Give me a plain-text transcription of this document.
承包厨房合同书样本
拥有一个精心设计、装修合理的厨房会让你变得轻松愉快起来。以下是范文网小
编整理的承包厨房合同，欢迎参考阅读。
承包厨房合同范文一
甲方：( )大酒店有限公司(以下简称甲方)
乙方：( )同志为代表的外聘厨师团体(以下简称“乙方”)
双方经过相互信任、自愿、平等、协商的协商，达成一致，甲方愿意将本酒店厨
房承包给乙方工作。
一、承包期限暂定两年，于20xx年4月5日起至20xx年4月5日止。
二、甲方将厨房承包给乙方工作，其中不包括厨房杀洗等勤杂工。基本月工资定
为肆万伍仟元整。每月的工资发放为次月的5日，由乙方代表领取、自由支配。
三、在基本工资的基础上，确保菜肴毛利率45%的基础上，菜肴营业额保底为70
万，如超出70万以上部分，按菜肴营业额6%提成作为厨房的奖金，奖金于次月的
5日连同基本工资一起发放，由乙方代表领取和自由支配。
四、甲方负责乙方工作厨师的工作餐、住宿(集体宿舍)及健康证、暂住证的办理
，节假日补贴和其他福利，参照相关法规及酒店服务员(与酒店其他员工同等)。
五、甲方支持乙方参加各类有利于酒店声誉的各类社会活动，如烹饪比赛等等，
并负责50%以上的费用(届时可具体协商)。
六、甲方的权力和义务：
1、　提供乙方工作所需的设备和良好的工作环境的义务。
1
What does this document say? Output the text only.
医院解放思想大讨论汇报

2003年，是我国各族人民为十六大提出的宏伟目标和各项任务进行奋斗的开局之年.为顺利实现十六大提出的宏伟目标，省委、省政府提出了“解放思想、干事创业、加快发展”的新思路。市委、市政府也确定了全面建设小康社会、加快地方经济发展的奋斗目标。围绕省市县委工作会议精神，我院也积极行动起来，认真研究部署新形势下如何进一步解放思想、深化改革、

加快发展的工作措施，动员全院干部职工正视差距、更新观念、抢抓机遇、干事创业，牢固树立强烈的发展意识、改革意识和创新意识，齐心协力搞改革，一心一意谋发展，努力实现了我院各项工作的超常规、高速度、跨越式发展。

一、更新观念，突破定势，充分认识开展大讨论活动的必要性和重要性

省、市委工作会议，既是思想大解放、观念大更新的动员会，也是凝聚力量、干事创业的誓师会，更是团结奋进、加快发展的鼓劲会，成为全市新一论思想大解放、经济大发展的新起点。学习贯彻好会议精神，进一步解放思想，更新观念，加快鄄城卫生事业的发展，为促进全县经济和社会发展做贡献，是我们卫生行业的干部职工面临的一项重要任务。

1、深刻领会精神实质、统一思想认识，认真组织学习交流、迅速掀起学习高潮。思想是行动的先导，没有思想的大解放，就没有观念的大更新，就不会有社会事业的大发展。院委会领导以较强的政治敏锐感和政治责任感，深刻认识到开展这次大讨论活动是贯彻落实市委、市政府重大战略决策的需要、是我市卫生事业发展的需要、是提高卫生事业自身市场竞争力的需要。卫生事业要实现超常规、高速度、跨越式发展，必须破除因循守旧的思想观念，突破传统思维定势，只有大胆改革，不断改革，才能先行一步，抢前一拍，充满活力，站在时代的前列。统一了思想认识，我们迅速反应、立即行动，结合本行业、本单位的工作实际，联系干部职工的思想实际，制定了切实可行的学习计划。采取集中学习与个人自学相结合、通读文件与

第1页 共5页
※ ※ ※
### Directive:
Filter the entries above down to the lines containing the word "text".

### Written answer:
Give me a plain-text transcription of this document.
What does this document say? Output the text only.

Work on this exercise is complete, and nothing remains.